— Given entries —
---
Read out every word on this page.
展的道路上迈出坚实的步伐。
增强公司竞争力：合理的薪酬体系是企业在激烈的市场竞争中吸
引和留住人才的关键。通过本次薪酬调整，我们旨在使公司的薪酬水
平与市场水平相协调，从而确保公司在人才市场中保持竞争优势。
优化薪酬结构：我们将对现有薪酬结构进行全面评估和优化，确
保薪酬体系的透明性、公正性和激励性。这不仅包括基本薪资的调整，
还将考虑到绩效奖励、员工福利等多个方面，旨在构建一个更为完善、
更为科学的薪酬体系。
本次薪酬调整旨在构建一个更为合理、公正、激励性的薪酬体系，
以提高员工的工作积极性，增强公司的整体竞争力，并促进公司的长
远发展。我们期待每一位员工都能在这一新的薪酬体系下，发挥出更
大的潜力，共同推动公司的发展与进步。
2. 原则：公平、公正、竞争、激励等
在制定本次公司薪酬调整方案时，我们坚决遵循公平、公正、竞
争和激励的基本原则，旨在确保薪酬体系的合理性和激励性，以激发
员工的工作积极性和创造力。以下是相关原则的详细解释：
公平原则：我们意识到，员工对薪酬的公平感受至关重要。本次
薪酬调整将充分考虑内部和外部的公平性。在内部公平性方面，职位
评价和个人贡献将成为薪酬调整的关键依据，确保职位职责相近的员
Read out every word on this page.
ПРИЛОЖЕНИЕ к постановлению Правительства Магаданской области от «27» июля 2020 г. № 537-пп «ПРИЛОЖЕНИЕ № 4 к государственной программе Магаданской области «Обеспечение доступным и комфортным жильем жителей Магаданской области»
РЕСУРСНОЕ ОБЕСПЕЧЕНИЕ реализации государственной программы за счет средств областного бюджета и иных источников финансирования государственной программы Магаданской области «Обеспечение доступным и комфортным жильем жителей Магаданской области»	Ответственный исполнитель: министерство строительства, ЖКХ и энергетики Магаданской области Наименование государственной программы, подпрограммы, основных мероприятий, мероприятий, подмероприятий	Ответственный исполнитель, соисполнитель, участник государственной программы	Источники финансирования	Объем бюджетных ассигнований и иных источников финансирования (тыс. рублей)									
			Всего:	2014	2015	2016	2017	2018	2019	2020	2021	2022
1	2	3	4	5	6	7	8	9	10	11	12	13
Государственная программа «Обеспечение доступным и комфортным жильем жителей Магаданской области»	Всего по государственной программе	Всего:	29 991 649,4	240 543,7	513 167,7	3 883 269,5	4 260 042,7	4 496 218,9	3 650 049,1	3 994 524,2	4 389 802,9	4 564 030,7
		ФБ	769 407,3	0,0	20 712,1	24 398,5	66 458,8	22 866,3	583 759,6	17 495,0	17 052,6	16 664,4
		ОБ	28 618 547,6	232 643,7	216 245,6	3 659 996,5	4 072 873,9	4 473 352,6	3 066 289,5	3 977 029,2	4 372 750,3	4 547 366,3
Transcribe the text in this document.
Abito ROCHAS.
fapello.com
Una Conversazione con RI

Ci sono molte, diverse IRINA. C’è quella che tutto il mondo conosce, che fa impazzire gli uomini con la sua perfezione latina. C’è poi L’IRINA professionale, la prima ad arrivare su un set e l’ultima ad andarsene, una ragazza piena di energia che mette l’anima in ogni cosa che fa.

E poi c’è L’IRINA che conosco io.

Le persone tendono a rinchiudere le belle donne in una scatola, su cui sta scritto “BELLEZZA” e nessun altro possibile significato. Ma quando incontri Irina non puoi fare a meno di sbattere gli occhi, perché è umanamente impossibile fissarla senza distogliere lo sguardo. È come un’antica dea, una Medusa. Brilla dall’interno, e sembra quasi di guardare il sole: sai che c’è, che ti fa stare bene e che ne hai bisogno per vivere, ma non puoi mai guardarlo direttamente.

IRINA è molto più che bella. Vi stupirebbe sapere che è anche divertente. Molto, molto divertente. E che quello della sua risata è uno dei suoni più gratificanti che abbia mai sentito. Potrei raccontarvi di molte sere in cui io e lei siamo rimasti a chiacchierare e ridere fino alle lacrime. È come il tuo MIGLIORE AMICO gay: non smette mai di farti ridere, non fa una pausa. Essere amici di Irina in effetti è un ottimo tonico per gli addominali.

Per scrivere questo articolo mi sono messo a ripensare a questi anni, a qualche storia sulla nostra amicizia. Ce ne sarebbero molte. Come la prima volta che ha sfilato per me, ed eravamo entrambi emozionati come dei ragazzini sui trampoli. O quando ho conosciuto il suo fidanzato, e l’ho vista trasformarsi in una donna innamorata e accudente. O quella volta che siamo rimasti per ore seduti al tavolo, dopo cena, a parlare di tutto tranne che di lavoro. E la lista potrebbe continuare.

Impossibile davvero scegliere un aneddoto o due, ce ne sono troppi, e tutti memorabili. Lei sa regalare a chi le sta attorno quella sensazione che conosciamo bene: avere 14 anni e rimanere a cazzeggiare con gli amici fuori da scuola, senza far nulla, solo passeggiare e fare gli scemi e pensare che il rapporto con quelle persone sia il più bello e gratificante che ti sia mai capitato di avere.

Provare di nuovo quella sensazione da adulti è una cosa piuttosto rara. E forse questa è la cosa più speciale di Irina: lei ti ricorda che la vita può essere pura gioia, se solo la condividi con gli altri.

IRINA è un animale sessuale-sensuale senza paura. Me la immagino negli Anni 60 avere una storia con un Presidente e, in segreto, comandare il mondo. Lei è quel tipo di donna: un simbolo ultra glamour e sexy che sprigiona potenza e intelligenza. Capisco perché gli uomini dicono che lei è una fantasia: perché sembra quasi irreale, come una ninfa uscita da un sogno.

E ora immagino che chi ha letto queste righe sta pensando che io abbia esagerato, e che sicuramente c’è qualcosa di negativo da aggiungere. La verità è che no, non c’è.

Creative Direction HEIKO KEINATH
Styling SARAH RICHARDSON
---
— Required task —
Find the string "storia" in the entries above and return each line that holds it.

— Exercise output —
Per scrivere questo articolo mi sono messo a ripensare a questi anni, a qualche storia sulla nostra amicizia. Ce ne sarebbero molte. Come la prima volta che ha sfilato per me, ed eravamo entrambi emozionati come dei ragazzini sui trampoli. O quando ho conosciuto il suo fidanzato, e l’ho vista trasformarsi in una donna innamorata e accudente. O quella volta che siamo rimasti per ore seduti al tavolo, dopo cena, a parlare di tutto tranne che di lavoro. E la lista potrebbe continuare.
IRINA è un animale sessuale-sensuale senza paura. Me la immagino negli Anni 60 avere una storia con un Presidente e, in segreto, comandare il mondo. Lei è quel tipo di donna: un simbolo ultra glamour e sexy che sprigiona potenza e intelligenza. Capisco perché gli uomini dicono che lei è una fantasia: perché sembra quasi irreale, come una ninfa uscita da un sogno.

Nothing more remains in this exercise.